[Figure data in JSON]
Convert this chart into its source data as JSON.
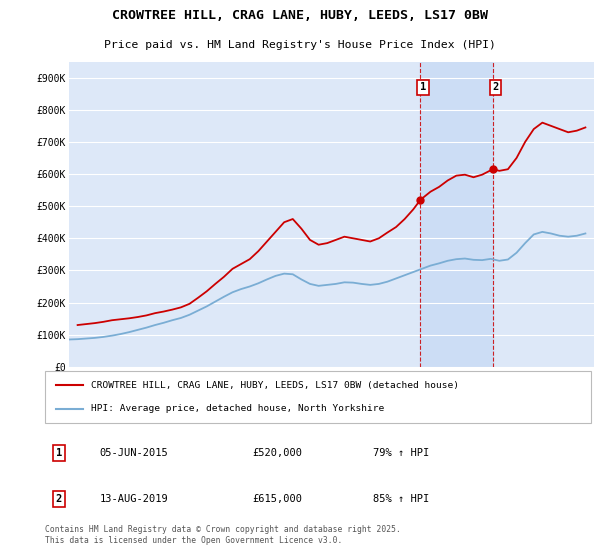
{
  "title1": "CROWTREE HILL, CRAG LANE, HUBY, LEEDS, LS17 0BW",
  "title2": "Price paid vs. HM Land Registry's House Price Index (HPI)",
  "ylim": [
    0,
    950000
  ],
  "yticks": [
    0,
    100000,
    200000,
    300000,
    400000,
    500000,
    600000,
    700000,
    800000,
    900000
  ],
  "ytick_labels": [
    "£0",
    "£100K",
    "£200K",
    "£300K",
    "£400K",
    "£500K",
    "£600K",
    "£700K",
    "£800K",
    "£900K"
  ],
  "background_color": "#ffffff",
  "plot_background": "#dde8f8",
  "grid_color": "#ffffff",
  "red_line_color": "#cc0000",
  "blue_line_color": "#7aadd4",
  "marker1_x": 2015.42,
  "marker1_y": 520000,
  "marker2_x": 2019.62,
  "marker2_y": 615000,
  "marker1_label": "1",
  "marker2_label": "2",
  "legend_red": "CROWTREE HILL, CRAG LANE, HUBY, LEEDS, LS17 0BW (detached house)",
  "legend_blue": "HPI: Average price, detached house, North Yorkshire",
  "ann1_num": "1",
  "ann1_date": "05-JUN-2015",
  "ann1_price": "£520,000",
  "ann1_hpi": "79% ↑ HPI",
  "ann2_num": "2",
  "ann2_date": "13-AUG-2019",
  "ann2_price": "£615,000",
  "ann2_hpi": "85% ↑ HPI",
  "footer": "Contains HM Land Registry data © Crown copyright and database right 2025.\nThis data is licensed under the Open Government Licence v3.0.",
  "red_x": [
    1995.5,
    1996.0,
    1996.5,
    1997.0,
    1997.5,
    1998.0,
    1998.5,
    1999.0,
    1999.5,
    2000.0,
    2000.5,
    2001.0,
    2001.5,
    2002.0,
    2002.5,
    2003.0,
    2003.5,
    2004.0,
    2004.5,
    2005.0,
    2005.5,
    2006.0,
    2006.5,
    2007.0,
    2007.5,
    2008.0,
    2008.5,
    2009.0,
    2009.5,
    2010.0,
    2010.5,
    2011.0,
    2011.5,
    2012.0,
    2012.5,
    2013.0,
    2013.5,
    2014.0,
    2014.5,
    2015.0,
    2015.42,
    2016.0,
    2016.5,
    2017.0,
    2017.5,
    2018.0,
    2018.5,
    2019.0,
    2019.62,
    2020.0,
    2020.5,
    2021.0,
    2021.5,
    2022.0,
    2022.5,
    2023.0,
    2023.5,
    2024.0,
    2024.5,
    2025.0
  ],
  "red_y": [
    130000,
    133000,
    136000,
    140000,
    145000,
    148000,
    151000,
    155000,
    160000,
    167000,
    172000,
    178000,
    185000,
    196000,
    215000,
    235000,
    258000,
    280000,
    305000,
    320000,
    335000,
    360000,
    390000,
    420000,
    450000,
    460000,
    430000,
    395000,
    380000,
    385000,
    395000,
    405000,
    400000,
    395000,
    390000,
    400000,
    418000,
    435000,
    460000,
    490000,
    520000,
    545000,
    560000,
    580000,
    595000,
    598000,
    590000,
    598000,
    615000,
    610000,
    615000,
    650000,
    700000,
    740000,
    760000,
    750000,
    740000,
    730000,
    735000,
    745000
  ],
  "blue_x": [
    1995.0,
    1995.5,
    1996.0,
    1996.5,
    1997.0,
    1997.5,
    1998.0,
    1998.5,
    1999.0,
    1999.5,
    2000.0,
    2000.5,
    2001.0,
    2001.5,
    2002.0,
    2002.5,
    2003.0,
    2003.5,
    2004.0,
    2004.5,
    2005.0,
    2005.5,
    2006.0,
    2006.5,
    2007.0,
    2007.5,
    2008.0,
    2008.5,
    2009.0,
    2009.5,
    2010.0,
    2010.5,
    2011.0,
    2011.5,
    2012.0,
    2012.5,
    2013.0,
    2013.5,
    2014.0,
    2014.5,
    2015.0,
    2015.5,
    2016.0,
    2016.5,
    2017.0,
    2017.5,
    2018.0,
    2018.5,
    2019.0,
    2019.5,
    2020.0,
    2020.5,
    2021.0,
    2021.5,
    2022.0,
    2022.5,
    2023.0,
    2023.5,
    2024.0,
    2024.5,
    2025.0
  ],
  "blue_y": [
    85000,
    86000,
    88000,
    90000,
    93000,
    97000,
    102000,
    108000,
    115000,
    122000,
    130000,
    137000,
    145000,
    152000,
    162000,
    175000,
    188000,
    203000,
    218000,
    232000,
    242000,
    250000,
    260000,
    272000,
    283000,
    290000,
    288000,
    272000,
    258000,
    252000,
    255000,
    258000,
    263000,
    262000,
    258000,
    255000,
    258000,
    265000,
    275000,
    285000,
    295000,
    305000,
    315000,
    322000,
    330000,
    335000,
    337000,
    333000,
    332000,
    336000,
    330000,
    334000,
    355000,
    385000,
    412000,
    420000,
    415000,
    408000,
    405000,
    408000,
    415000
  ],
  "xmin": 1995,
  "xmax": 2025.5,
  "span_color": "#ccddf5",
  "vline_color": "#cc0000",
  "border_color": "#bbbbbb"
}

• TASK STATEMENT: Your task is to gather all lines from the entries above that hold the word "HUBY".

• RESPONSE TO THE EXERCISE:
  "title1": "CROWTREE HILL, CRAG LANE, HUBY, LEEDS, LS17 0BW",
  "legend_red": "CROWTREE HILL, CRAG LANE, HUBY, LEEDS, LS17 0BW (detached house)",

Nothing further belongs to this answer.